● Stored rows
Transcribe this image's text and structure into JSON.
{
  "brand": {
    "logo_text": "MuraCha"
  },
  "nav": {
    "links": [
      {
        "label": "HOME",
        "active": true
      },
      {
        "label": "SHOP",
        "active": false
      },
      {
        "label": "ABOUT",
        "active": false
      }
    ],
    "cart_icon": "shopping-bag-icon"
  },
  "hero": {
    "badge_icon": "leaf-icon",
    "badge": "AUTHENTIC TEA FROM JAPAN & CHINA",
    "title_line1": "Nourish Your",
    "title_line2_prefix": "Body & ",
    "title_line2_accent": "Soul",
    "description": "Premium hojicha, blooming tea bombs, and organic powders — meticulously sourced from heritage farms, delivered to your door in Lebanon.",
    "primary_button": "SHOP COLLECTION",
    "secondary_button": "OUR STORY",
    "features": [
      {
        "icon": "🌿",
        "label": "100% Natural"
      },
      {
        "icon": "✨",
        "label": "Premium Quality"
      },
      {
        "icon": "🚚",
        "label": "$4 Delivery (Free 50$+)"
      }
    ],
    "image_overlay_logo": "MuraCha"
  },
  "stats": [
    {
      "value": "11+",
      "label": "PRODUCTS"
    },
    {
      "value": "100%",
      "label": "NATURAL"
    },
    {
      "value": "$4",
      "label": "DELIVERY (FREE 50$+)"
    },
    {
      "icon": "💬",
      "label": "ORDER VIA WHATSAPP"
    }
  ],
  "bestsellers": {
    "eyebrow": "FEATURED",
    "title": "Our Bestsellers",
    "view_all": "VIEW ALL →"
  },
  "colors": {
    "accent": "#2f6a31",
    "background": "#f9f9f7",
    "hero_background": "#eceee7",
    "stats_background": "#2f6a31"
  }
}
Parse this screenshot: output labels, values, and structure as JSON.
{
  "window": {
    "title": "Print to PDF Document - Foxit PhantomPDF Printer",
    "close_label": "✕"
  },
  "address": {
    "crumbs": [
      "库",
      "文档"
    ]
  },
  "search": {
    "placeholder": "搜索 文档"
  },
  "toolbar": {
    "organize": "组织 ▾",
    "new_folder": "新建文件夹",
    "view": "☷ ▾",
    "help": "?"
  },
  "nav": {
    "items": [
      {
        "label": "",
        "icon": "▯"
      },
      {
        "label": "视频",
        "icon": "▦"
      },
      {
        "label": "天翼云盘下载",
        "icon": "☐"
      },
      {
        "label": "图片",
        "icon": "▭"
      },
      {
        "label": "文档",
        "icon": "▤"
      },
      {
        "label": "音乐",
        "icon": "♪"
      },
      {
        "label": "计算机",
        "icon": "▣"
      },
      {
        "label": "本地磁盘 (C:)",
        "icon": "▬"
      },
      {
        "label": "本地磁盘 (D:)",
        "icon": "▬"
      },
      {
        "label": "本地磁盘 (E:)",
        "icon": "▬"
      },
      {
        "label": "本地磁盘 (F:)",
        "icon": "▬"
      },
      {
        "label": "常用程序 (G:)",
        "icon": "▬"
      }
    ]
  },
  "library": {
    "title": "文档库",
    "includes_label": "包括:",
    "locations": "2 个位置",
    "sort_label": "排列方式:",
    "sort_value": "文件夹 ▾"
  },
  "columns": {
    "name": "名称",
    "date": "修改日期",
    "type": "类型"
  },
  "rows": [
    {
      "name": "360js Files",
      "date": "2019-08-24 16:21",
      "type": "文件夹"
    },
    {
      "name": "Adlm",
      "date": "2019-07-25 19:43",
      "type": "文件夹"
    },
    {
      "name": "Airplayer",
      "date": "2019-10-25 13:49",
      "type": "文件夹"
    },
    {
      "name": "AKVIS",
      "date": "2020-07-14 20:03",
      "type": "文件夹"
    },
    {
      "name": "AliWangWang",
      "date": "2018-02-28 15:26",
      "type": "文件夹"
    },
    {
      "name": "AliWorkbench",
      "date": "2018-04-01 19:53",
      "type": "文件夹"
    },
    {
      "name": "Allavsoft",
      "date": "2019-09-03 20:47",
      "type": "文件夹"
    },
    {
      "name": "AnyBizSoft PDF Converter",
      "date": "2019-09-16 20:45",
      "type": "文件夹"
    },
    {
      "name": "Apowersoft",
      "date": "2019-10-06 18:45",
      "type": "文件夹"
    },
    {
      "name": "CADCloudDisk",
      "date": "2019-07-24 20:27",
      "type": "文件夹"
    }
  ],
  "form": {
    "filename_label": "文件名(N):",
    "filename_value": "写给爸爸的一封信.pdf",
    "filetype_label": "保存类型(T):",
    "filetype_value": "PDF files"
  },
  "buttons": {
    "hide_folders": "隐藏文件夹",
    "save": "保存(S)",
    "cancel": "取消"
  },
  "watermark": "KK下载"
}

● Task objective
All the entries above need to be reproduced exactly.

● Written solution
Transcribe this image's text and structure into JSON.
{
  "brand": {
    "logo_text": "MuraCha"
  },
  "nav": {
    "links": [
      {
        "label": "HOME",
        "active": true
      },
      {
        "label": "SHOP",
        "active": false
      },
      {
        "label": "ABOUT",
        "active": false
      }
    ],
    "cart_icon": "shopping-bag-icon"
  },
  "hero": {
    "badge_icon": "leaf-icon",
    "badge": "AUTHENTIC TEA FROM JAPAN & CHINA",
    "title_line1": "Nourish Your",
    "title_line2_prefix": "Body & ",
    "title_line2_accent": "Soul",
    "description": "Premium hojicha, blooming tea bombs, and organic powders — meticulously sourced from heritage farms, delivered to your door in Lebanon.",
    "primary_button": "SHOP COLLECTION",
    "secondary_button": "OUR STORY",
    "features": [
      {
        "icon": "🌿",
        "label": "100% Natural"
      },
      {
        "icon": "✨",
        "label": "Premium Quality"
      },
      {
        "icon": "🚚",
        "label": "$4 Delivery (Free 50$+)"
      }
    ],
    "image_overlay_logo": "MuraCha"
  },
  "stats": [
    {
      "value": "11+",
      "label": "PRODUCTS"
    },
    {
      "value": "100%",
      "label": "NATURAL"
    },
    {
      "value": "$4",
      "label": "DELIVERY (FREE 50$+)"
    },
    {
      "icon": "💬",
      "label": "ORDER VIA WHATSAPP"
    }
  ],
  "bestsellers": {
    "eyebrow": "FEATURED",
    "title": "Our Bestsellers",
    "view_all": "VIEW ALL →"
  },
  "colors": {
    "accent": "#2f6a31",
    "background": "#f9f9f7",
    "hero_background": "#eceee7",
    "stats_background": "#2f6a31"
  }
}
Parse this screenshot: output labels, values, and structure as JSON.
{
  "window": {
    "title": "Print to PDF Document - Foxit PhantomPDF Printer",
    "close_label": "✕"
  },
  "address": {
    "crumbs": [
      "库",
      "文档"
    ]
  },
  "search": {
    "placeholder": "搜索 文档"
  },
  "toolbar": {
    "organize": "组织 ▾",
    "new_folder": "新建文件夹",
    "view": "☷ ▾",
    "help": "?"
  },
  "nav": {
    "items": [
      {
        "label": "",
        "icon": "▯"
      },
      {
        "label": "视频",
        "icon": "▦"
      },
      {
        "label": "天翼云盘下载",
        "icon": "☐"
      },
      {
        "label": "图片",
        "icon": "▭"
      },
      {
        "label": "文档",
        "icon": "▤"
      },
      {
        "label": "音乐",
        "icon": "♪"
      },
      {
        "label": "计算机",
        "icon": "▣"
      },
      {
        "label": "本地磁盘 (C:)",
        "icon": "▬"
      },
      {
        "label": "本地磁盘 (D:)",
        "icon": "▬"
      },
      {
        "label": "本地磁盘 (E:)",
        "icon": "▬"
      },
      {
        "label": "本地磁盘 (F:)",
        "icon": "▬"
      },
      {
        "label": "常用程序 (G:)",
        "icon": "▬"
      }
    ]
  },
  "library": {
    "title": "文档库",
    "includes_label": "包括:",
    "locations": "2 个位置",
    "sort_label": "排列方式:",
    "sort_value": "文件夹 ▾"
  },
  "columns": {
    "name": "名称",
    "date": "修改日期",
    "type": "类型"
  },
  "rows": [
    {
      "name": "360js Files",
      "date": "2019-08-24 16:21",
      "type": "文件夹"
    },
    {
      "name": "Adlm",
      "date": "2019-07-25 19:43",
      "type": "文件夹"
    },
    {
      "name": "Airplayer",
      "date": "2019-10-25 13:49",
      "type": "文件夹"
    },
    {
      "name": "AKVIS",
      "date": "2020-07-14 20:03",
      "type": "文件夹"
    },
    {
      "name": "AliWangWang",
      "date": "2018-02-28 15:26",
      "type": "文件夹"
    },
    {
      "name": "AliWorkbench",
      "date": "2018-04-01 19:53",
      "type": "文件夹"
    },
    {
      "name": "Allavsoft",
      "date": "2019-09-03 20:47",
      "type": "文件夹"
    },
    {
      "name": "AnyBizSoft PDF Converter",
      "date": "2019-09-16 20:45",
      "type": "文件夹"
    },
    {
      "name": "Apowersoft",
      "date": "2019-10-06 18:45",
      "type": "文件夹"
    },
    {
      "name": "CADCloudDisk",
      "date": "2019-07-24 20:27",
      "type": "文件夹"
    }
  ],
  "form": {
    "filename_label": "文件名(N):",
    "filename_value": "写给爸爸的一封信.pdf",
    "filetype_label": "保存类型(T):",
    "filetype_value": "PDF files"
  },
  "buttons": {
    "hide_folders": "隐藏文件夹",
    "save": "保存(S)",
    "cancel": "取消"
  },
  "watermark": "KK下载"
}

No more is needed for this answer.